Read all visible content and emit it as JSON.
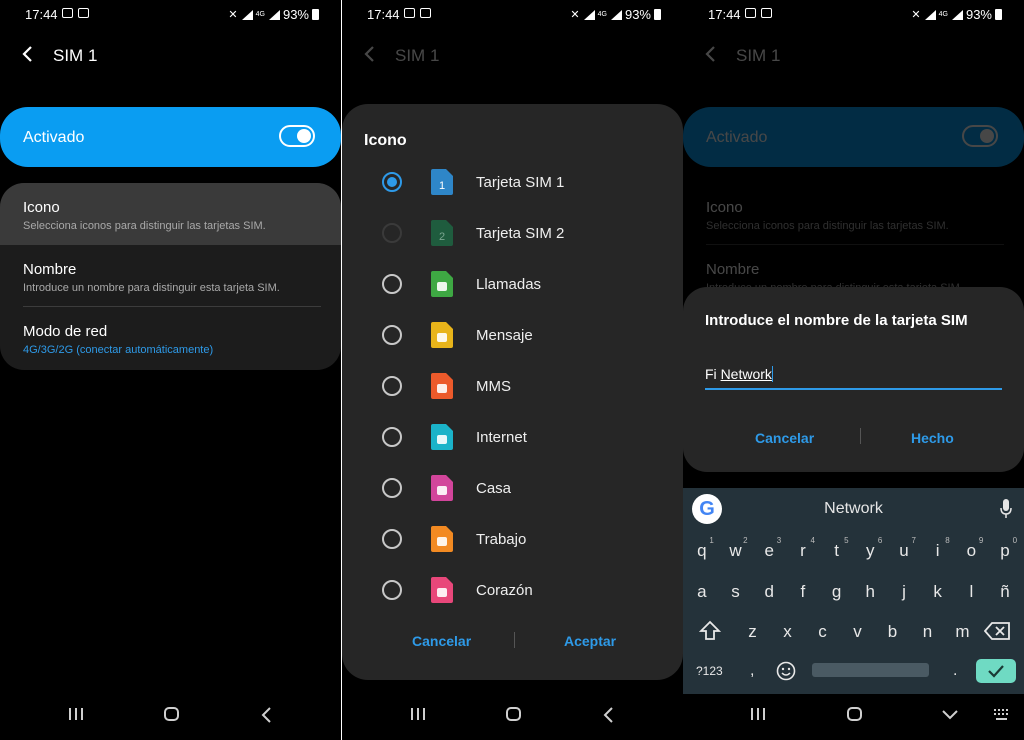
{
  "status": {
    "time": "17:44",
    "net": "4G",
    "battery": "93%"
  },
  "screen1": {
    "title": "SIM 1",
    "activado": {
      "label": "Activado",
      "on": true
    },
    "rows": [
      {
        "title": "Icono",
        "subtitle": "Selecciona iconos para distinguir las tarjetas SIM."
      },
      {
        "title": "Nombre",
        "subtitle": "Introduce un nombre para distinguir esta tarjeta SIM."
      },
      {
        "title": "Modo de red",
        "subtitle": "4G/3G/2G (conectar automáticamente)"
      }
    ]
  },
  "screen2": {
    "dialog_title": "Icono",
    "options": [
      {
        "label": "Tarjeta SIM 1",
        "icon": "sim-1-icon",
        "badge": "1",
        "color": "#2e86c8",
        "selected": true,
        "enabled": true
      },
      {
        "label": "Tarjeta SIM 2",
        "icon": "sim-2-icon",
        "badge": "2",
        "color": "#1f5c3e",
        "selected": false,
        "enabled": false
      },
      {
        "label": "Llamadas",
        "icon": "phone-icon",
        "badge": "",
        "color": "#3ea843",
        "selected": false,
        "enabled": true
      },
      {
        "label": "Mensaje",
        "icon": "message-icon",
        "badge": "",
        "color": "#e8b41a",
        "selected": false,
        "enabled": true
      },
      {
        "label": "MMS",
        "icon": "mms-icon",
        "badge": "",
        "color": "#ec5a2b",
        "selected": false,
        "enabled": true
      },
      {
        "label": "Internet",
        "icon": "globe-icon",
        "badge": "",
        "color": "#1bb3c9",
        "selected": false,
        "enabled": true
      },
      {
        "label": "Casa",
        "icon": "home-icon",
        "badge": "",
        "color": "#d2459b",
        "selected": false,
        "enabled": true
      },
      {
        "label": "Trabajo",
        "icon": "work-icon",
        "badge": "",
        "color": "#f28a22",
        "selected": false,
        "enabled": true
      },
      {
        "label": "Corazón",
        "icon": "heart-icon",
        "badge": "",
        "color": "#e8477a",
        "selected": false,
        "enabled": true
      }
    ],
    "cancel": "Cancelar",
    "accept": "Aceptar"
  },
  "screen3": {
    "dialog_title": "Introduce el nombre de la tarjeta SIM",
    "input_prefix": "Fi ",
    "input_word": "Network",
    "cancel": "Cancelar",
    "done": "Hecho",
    "keyboard": {
      "suggestion": "Network",
      "row1": [
        "q",
        "w",
        "e",
        "r",
        "t",
        "y",
        "u",
        "i",
        "o",
        "p"
      ],
      "row1_hints": [
        "1",
        "2",
        "3",
        "4",
        "5",
        "6",
        "7",
        "8",
        "9",
        "0"
      ],
      "row2": [
        "a",
        "s",
        "d",
        "f",
        "g",
        "h",
        "j",
        "k",
        "l",
        "ñ"
      ],
      "row3": [
        "z",
        "x",
        "c",
        "v",
        "b",
        "n",
        "m"
      ],
      "symbols": "?123",
      "comma": ",",
      "period": "."
    }
  },
  "colors": {
    "accent": "#0a9df2",
    "link": "#2e9ae8",
    "dialog": "#262626",
    "keyboard": "#24323a",
    "enter": "#6fdac3"
  }
}
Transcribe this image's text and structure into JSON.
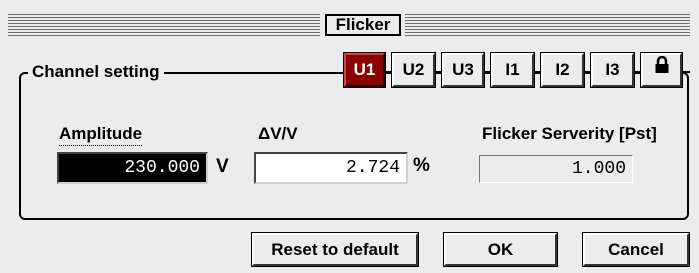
{
  "window": {
    "title": "Flicker"
  },
  "group": {
    "label": "Channel setting"
  },
  "tabs": [
    {
      "label": "U1",
      "active": true
    },
    {
      "label": "U2",
      "active": false
    },
    {
      "label": "U3",
      "active": false
    },
    {
      "label": "I1",
      "active": false
    },
    {
      "label": "I2",
      "active": false
    },
    {
      "label": "I3",
      "active": false
    },
    {
      "label": "",
      "icon": "lock-icon",
      "active": false
    }
  ],
  "fields": {
    "amplitude": {
      "label": "Amplitude",
      "value": "230.000",
      "unit": "V"
    },
    "delta_v": {
      "label": "ΔV/V",
      "value": "2.724",
      "unit": "%"
    },
    "severity": {
      "label": "Flicker Serverity [Pst]",
      "value": "1.000"
    }
  },
  "buttons": {
    "reset": "Reset to default",
    "ok": "OK",
    "cancel": "Cancel"
  },
  "colors": {
    "active_tab": "#8b0000",
    "background": "#ececec"
  }
}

Work to complete:
In the entries above, count each line holding "para" and report the total and nothing more.

Task output:
2